## The task:
Copy each line in the data that includes the word "fill".
start Extracted data
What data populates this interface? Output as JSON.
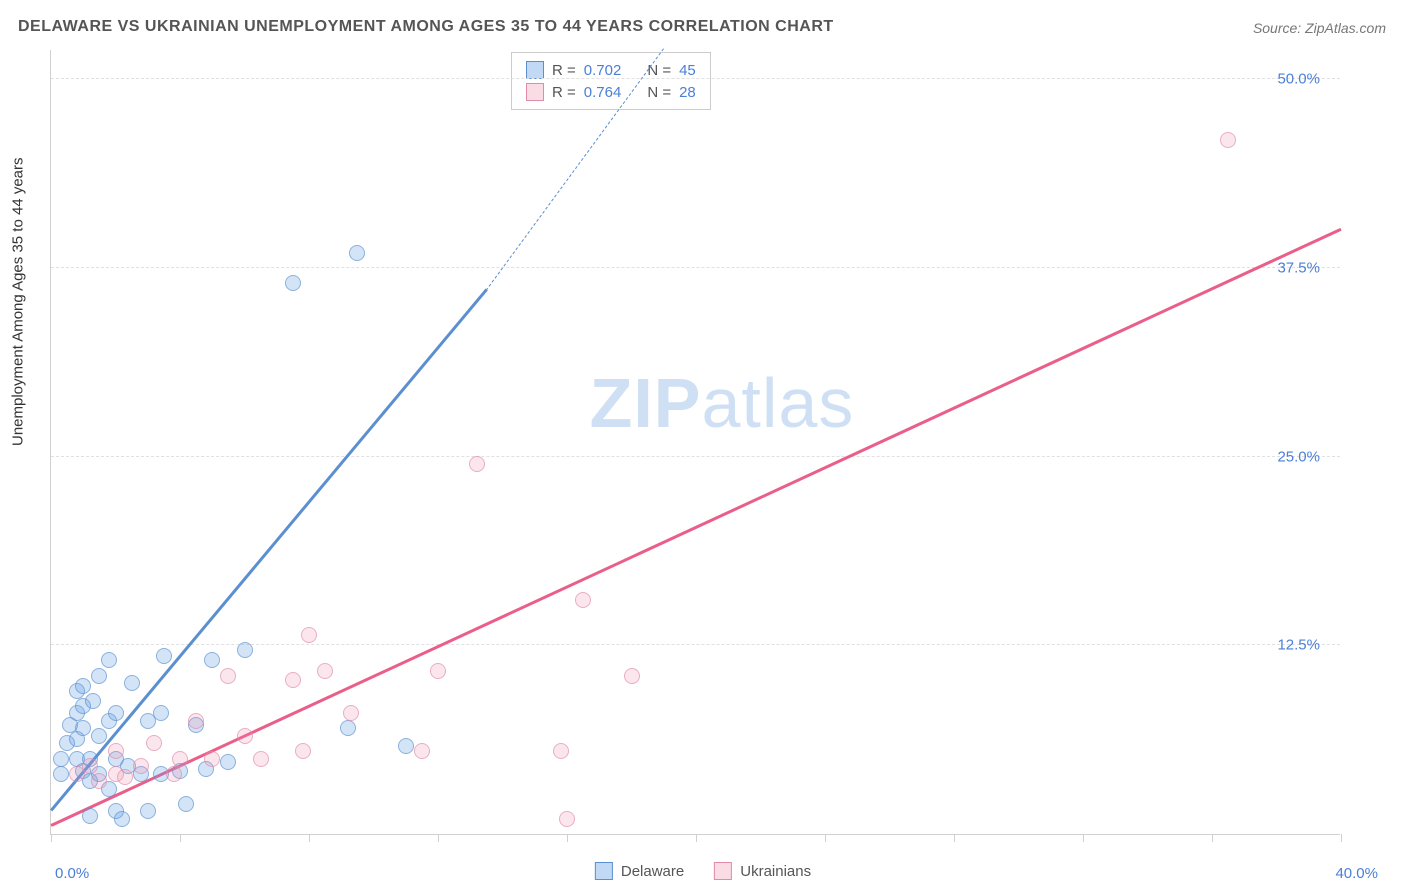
{
  "title": "DELAWARE VS UKRAINIAN UNEMPLOYMENT AMONG AGES 35 TO 44 YEARS CORRELATION CHART",
  "source": "Source: ZipAtlas.com",
  "ylabel": "Unemployment Among Ages 35 to 44 years",
  "watermark_zip": "ZIP",
  "watermark_atlas": "atlas",
  "chart": {
    "type": "scatter",
    "xlim": [
      0,
      40
    ],
    "ylim": [
      0,
      52
    ],
    "x_ticks_label_left": "0.0%",
    "x_ticks_label_right": "40.0%",
    "y_ticks": [
      {
        "v": 12.5,
        "label": "12.5%"
      },
      {
        "v": 25.0,
        "label": "25.0%"
      },
      {
        "v": 37.5,
        "label": "37.5%"
      },
      {
        "v": 50.0,
        "label": "50.0%"
      }
    ],
    "x_minor_ticks": [
      0,
      4,
      8,
      12,
      16,
      20,
      24,
      28,
      32,
      36,
      40
    ],
    "background_color": "#ffffff",
    "grid_color": "#e0e0e0",
    "axis_color": "#d0d0d0",
    "tick_label_color": "#4a7fd8",
    "series": [
      {
        "name": "Delaware",
        "color": "#5b8fd0",
        "fill": "rgba(100,160,230,0.4)",
        "R": "0.702",
        "N": "45",
        "trend": {
          "x1": 0,
          "y1": 1.5,
          "x2": 13.5,
          "y2": 36.0,
          "dashed_to_x": 19.0,
          "dashed_to_y": 52.0
        },
        "points": [
          [
            0.3,
            4.0
          ],
          [
            0.3,
            5.0
          ],
          [
            0.5,
            6.0
          ],
          [
            0.6,
            7.2
          ],
          [
            0.8,
            5.0
          ],
          [
            0.8,
            6.3
          ],
          [
            0.8,
            8.0
          ],
          [
            0.8,
            9.5
          ],
          [
            1.0,
            4.2
          ],
          [
            1.0,
            7.0
          ],
          [
            1.0,
            8.5
          ],
          [
            1.0,
            9.8
          ],
          [
            1.2,
            1.2
          ],
          [
            1.2,
            3.5
          ],
          [
            1.2,
            5.0
          ],
          [
            1.3,
            8.8
          ],
          [
            1.5,
            4.0
          ],
          [
            1.5,
            6.5
          ],
          [
            1.5,
            10.5
          ],
          [
            1.8,
            3.0
          ],
          [
            1.8,
            7.5
          ],
          [
            1.8,
            11.5
          ],
          [
            2.0,
            1.5
          ],
          [
            2.0,
            5.0
          ],
          [
            2.0,
            8.0
          ],
          [
            2.2,
            1.0
          ],
          [
            2.4,
            4.5
          ],
          [
            2.5,
            10.0
          ],
          [
            2.8,
            4.0
          ],
          [
            3.0,
            1.5
          ],
          [
            3.0,
            7.5
          ],
          [
            3.4,
            4.0
          ],
          [
            3.4,
            8.0
          ],
          [
            3.5,
            11.8
          ],
          [
            4.0,
            4.2
          ],
          [
            4.2,
            2.0
          ],
          [
            4.5,
            7.2
          ],
          [
            4.8,
            4.3
          ],
          [
            5.0,
            11.5
          ],
          [
            5.5,
            4.8
          ],
          [
            6.0,
            12.2
          ],
          [
            7.5,
            36.5
          ],
          [
            9.2,
            7.0
          ],
          [
            9.5,
            38.5
          ],
          [
            11.0,
            5.8
          ]
        ]
      },
      {
        "name": "Ukrainians",
        "color": "#ea5e8a",
        "fill": "rgba(240,140,170,0.3)",
        "R": "0.764",
        "N": "28",
        "trend": {
          "x1": 0,
          "y1": 0.5,
          "x2": 40,
          "y2": 40.0
        },
        "points": [
          [
            0.8,
            4.0
          ],
          [
            1.2,
            4.5
          ],
          [
            1.5,
            3.5
          ],
          [
            2.0,
            4.0
          ],
          [
            2.0,
            5.5
          ],
          [
            2.3,
            3.8
          ],
          [
            2.8,
            4.5
          ],
          [
            3.2,
            6.0
          ],
          [
            3.8,
            4.0
          ],
          [
            4.0,
            5.0
          ],
          [
            4.5,
            7.5
          ],
          [
            5.0,
            5.0
          ],
          [
            5.5,
            10.5
          ],
          [
            6.0,
            6.5
          ],
          [
            6.5,
            5.0
          ],
          [
            7.5,
            10.2
          ],
          [
            7.8,
            5.5
          ],
          [
            8.0,
            13.2
          ],
          [
            8.5,
            10.8
          ],
          [
            9.3,
            8.0
          ],
          [
            11.5,
            5.5
          ],
          [
            12.0,
            10.8
          ],
          [
            13.2,
            24.5
          ],
          [
            16.0,
            1.0
          ],
          [
            15.8,
            5.5
          ],
          [
            16.5,
            15.5
          ],
          [
            18.0,
            10.5
          ],
          [
            36.5,
            46.0
          ]
        ]
      }
    ],
    "legend": {
      "R_label": "R =",
      "N_label": "N ="
    },
    "bottom_legend": {
      "blue": "Delaware",
      "pink": "Ukrainians"
    }
  }
}
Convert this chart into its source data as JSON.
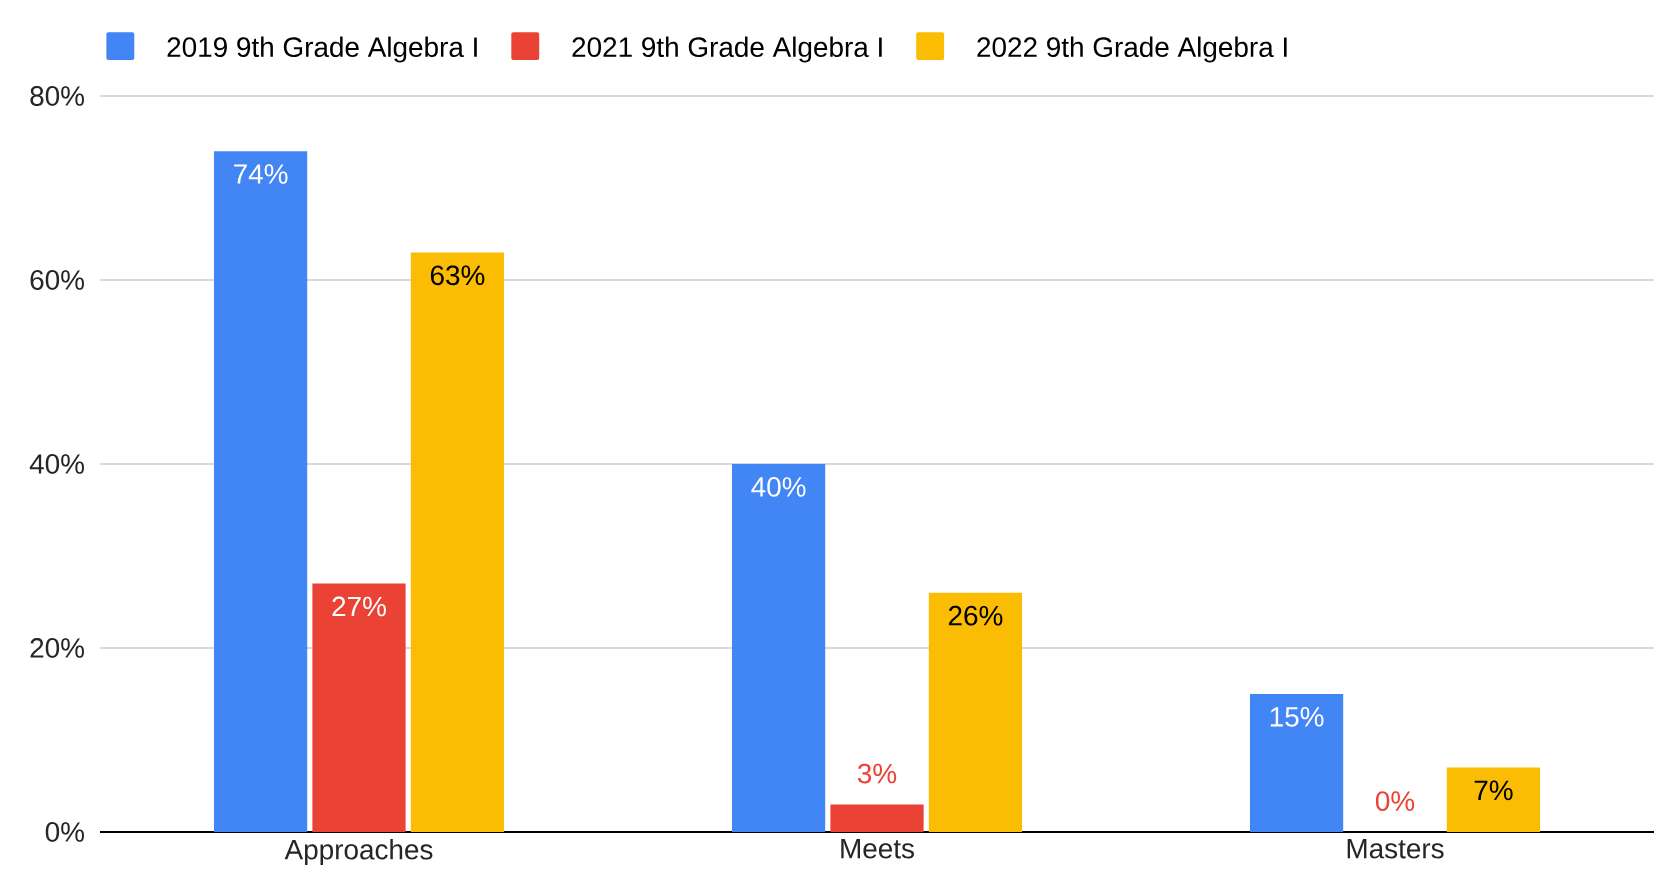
{
  "chart_data": {
    "type": "bar",
    "categories": [
      "Approaches",
      "Meets",
      "Masters"
    ],
    "series": [
      {
        "name": "2019 9th Grade Algebra I",
        "color": "#4285f4",
        "values": [
          74,
          40,
          15
        ],
        "value_labels": [
          "74%",
          "40%",
          "15%"
        ]
      },
      {
        "name": "2021 9th Grade Algebra I",
        "color": "#ea4335",
        "values": [
          27,
          3,
          0
        ],
        "value_labels": [
          "27%",
          "3%",
          "0%"
        ]
      },
      {
        "name": "2022 9th Grade Algebra I",
        "color": "#fbbc04",
        "values": [
          63,
          26,
          7
        ],
        "value_labels": [
          "63%",
          "26%",
          "7%"
        ]
      }
    ],
    "ylim": [
      0,
      80
    ],
    "yticks": [
      {
        "value": 0,
        "label": "0%"
      },
      {
        "value": 20,
        "label": "20%"
      },
      {
        "value": 40,
        "label": "40%"
      },
      {
        "value": 60,
        "label": "60%"
      },
      {
        "value": 80,
        "label": "80%"
      }
    ],
    "grid": "y",
    "legend": "top left"
  }
}
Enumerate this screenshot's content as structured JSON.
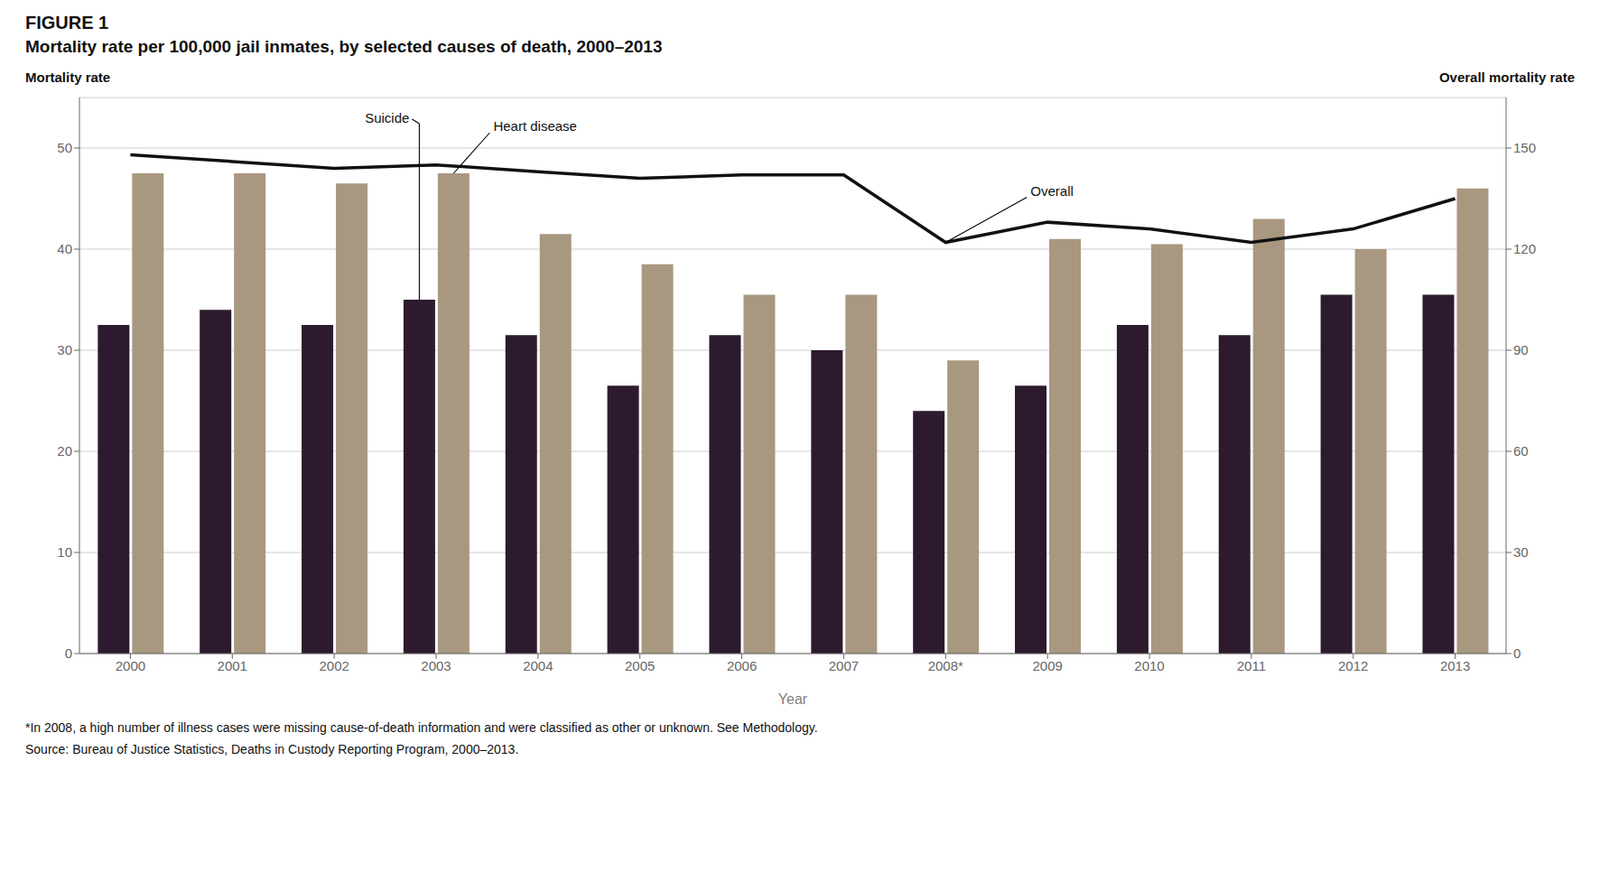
{
  "chart_data": {
    "type": "bar",
    "title": "FIGURE 1",
    "subtitle": "Mortality rate per 100,000 jail inmates, by selected causes of death, 2000–2013",
    "xlabel": "Year",
    "ylabel": "Mortality rate",
    "y2label": "Overall mortality rate",
    "categories": [
      "2000",
      "2001",
      "2002",
      "2003",
      "2004",
      "2005",
      "2006",
      "2007",
      "2008*",
      "2009",
      "2010",
      "2011",
      "2012",
      "2013"
    ],
    "series": [
      {
        "name": "Suicide",
        "type": "bar",
        "color": "#2d1a2e",
        "values": [
          32.5,
          34.0,
          32.5,
          35.0,
          31.5,
          26.5,
          31.5,
          30.0,
          24.0,
          26.5,
          32.5,
          31.5,
          35.5,
          35.5
        ]
      },
      {
        "name": "Heart disease",
        "type": "bar",
        "color": "#a89880",
        "values": [
          47.5,
          47.5,
          46.5,
          47.5,
          41.5,
          38.5,
          35.5,
          35.5,
          29.0,
          41.0,
          40.5,
          43.0,
          40.0,
          46.0
        ]
      },
      {
        "name": "Overall",
        "type": "line",
        "axis": "y2",
        "color": "#111111",
        "values": [
          148,
          146,
          144,
          145,
          143,
          141,
          142,
          142,
          122,
          128,
          126,
          122,
          126,
          135
        ]
      }
    ],
    "ylim": [
      0,
      55
    ],
    "yticks": [
      0,
      10,
      20,
      30,
      40,
      50
    ],
    "y2lim": [
      0,
      165
    ],
    "y2ticks": [
      0,
      30,
      60,
      90,
      120,
      150
    ],
    "grid": true,
    "annotations": [
      {
        "text": "Heart disease",
        "series": "Heart disease",
        "category": "2003"
      },
      {
        "text": "Suicide",
        "series": "Suicide",
        "category": "2003"
      },
      {
        "text": "Overall",
        "series": "Overall",
        "category": "2008*"
      }
    ],
    "footnote": "*In 2008, a high number of illness cases were missing cause-of-death information and were classified as other or unknown. See Methodology.",
    "source": "Source: Bureau of Justice Statistics, Deaths in Custody Reporting Program, 2000–2013."
  }
}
end Extracted data
## Result below:
        "fill": "rgba(100,160,230,0.4)",
        "fill": "rgba(240,140,170,0.3)",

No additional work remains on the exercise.